SET TASK
Locate each line below that includes "this" and reproduce it.

DATASET ROWS
>> BEGIN

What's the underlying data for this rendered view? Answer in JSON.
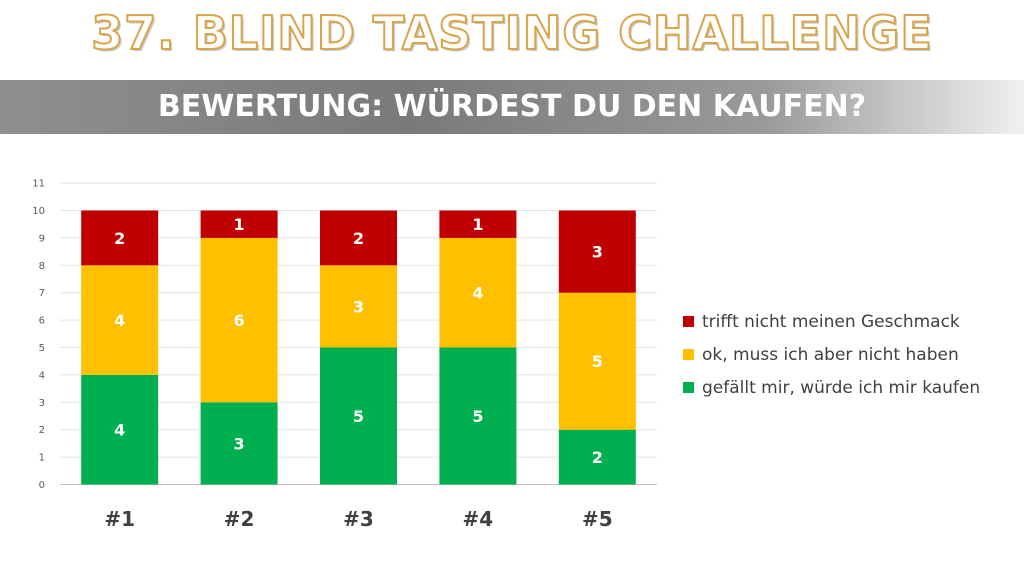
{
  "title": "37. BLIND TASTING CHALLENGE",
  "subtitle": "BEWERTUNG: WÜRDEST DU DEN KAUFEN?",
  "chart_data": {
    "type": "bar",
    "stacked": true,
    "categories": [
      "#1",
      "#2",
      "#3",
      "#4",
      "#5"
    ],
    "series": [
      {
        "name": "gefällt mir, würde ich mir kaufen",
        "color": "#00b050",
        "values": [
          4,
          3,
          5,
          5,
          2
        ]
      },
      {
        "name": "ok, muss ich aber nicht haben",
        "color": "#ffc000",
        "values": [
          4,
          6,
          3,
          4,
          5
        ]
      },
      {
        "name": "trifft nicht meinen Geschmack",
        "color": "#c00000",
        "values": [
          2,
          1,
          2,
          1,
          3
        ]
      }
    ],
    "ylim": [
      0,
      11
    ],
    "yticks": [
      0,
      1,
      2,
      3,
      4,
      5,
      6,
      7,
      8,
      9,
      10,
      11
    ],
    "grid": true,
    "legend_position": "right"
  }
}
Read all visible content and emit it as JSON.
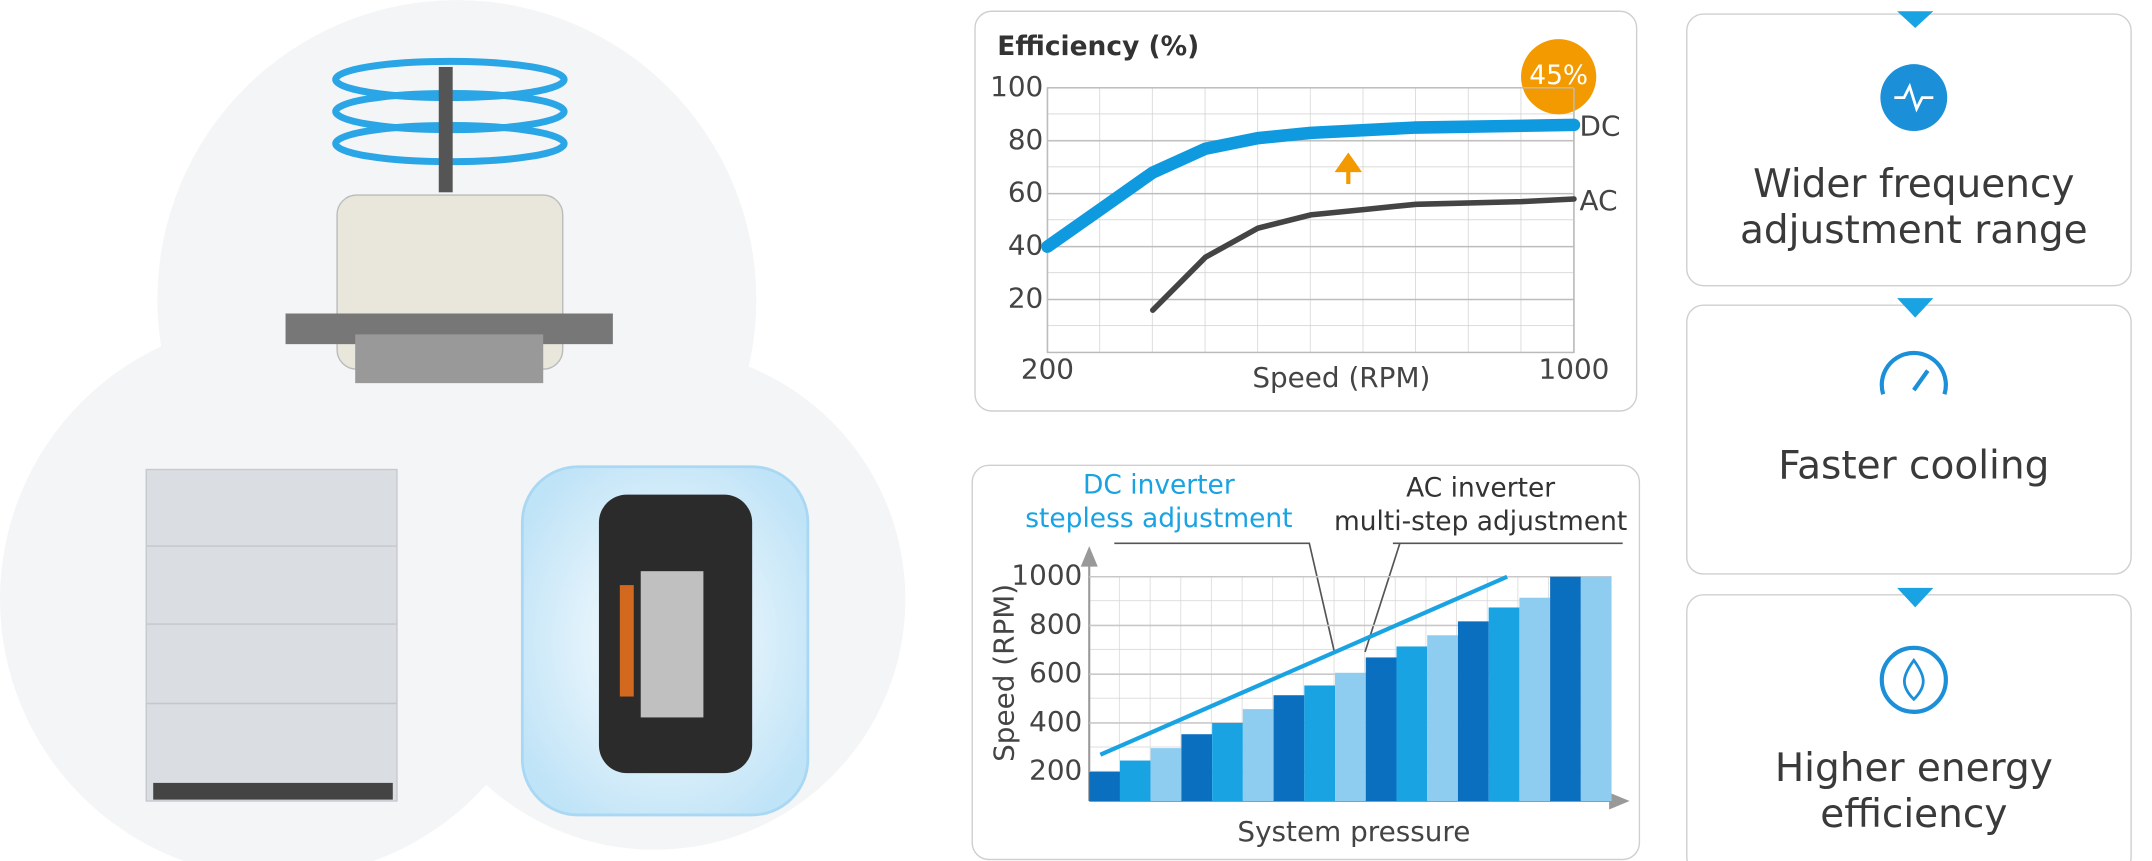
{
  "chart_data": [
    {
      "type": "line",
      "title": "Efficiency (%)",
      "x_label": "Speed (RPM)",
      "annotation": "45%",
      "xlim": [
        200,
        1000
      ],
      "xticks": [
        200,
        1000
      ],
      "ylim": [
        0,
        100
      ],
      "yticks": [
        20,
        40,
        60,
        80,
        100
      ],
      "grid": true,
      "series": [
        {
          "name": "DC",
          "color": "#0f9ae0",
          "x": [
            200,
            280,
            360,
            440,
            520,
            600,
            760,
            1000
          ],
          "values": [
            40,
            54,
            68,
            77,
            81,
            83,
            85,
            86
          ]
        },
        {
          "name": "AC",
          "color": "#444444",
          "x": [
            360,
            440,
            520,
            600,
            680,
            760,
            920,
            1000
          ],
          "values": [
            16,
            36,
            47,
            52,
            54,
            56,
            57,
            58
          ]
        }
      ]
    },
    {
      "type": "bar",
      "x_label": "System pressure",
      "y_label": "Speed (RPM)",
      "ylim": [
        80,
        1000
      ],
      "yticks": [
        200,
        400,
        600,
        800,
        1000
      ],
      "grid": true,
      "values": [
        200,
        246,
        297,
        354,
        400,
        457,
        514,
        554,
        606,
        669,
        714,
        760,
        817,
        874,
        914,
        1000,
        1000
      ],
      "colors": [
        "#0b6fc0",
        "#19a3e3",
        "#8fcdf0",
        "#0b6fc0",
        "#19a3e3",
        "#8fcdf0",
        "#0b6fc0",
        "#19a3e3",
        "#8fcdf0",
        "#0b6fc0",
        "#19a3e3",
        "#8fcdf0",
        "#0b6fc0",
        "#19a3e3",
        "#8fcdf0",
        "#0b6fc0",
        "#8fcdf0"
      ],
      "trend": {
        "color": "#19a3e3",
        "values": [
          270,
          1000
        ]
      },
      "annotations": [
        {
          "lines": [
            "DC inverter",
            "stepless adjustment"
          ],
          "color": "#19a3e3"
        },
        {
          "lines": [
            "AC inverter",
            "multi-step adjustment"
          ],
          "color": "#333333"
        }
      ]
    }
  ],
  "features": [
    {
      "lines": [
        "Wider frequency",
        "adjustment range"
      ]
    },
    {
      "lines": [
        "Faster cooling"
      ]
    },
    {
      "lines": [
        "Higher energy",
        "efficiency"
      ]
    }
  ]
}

>> END
>> BEGIN

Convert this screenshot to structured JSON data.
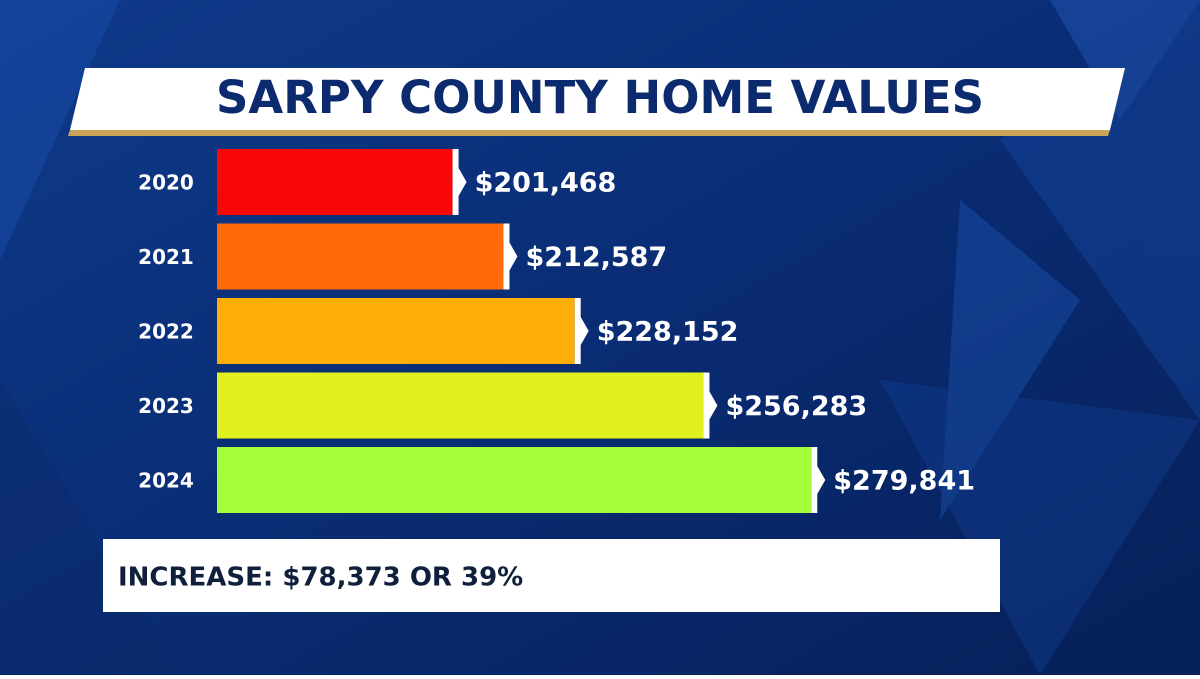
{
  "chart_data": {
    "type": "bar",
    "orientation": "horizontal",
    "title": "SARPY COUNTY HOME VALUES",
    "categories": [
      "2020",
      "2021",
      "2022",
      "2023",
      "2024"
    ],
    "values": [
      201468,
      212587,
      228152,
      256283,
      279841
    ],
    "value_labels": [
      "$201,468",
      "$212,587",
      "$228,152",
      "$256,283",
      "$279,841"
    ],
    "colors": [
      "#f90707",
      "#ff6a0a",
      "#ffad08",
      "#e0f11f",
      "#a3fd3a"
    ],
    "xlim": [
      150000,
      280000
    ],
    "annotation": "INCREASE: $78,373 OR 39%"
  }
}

>> END

REPLY TO THE EXERCISE
What's the underlying data for this rendered view? Answer in JSON.
Convert this screenshot to structured JSON data.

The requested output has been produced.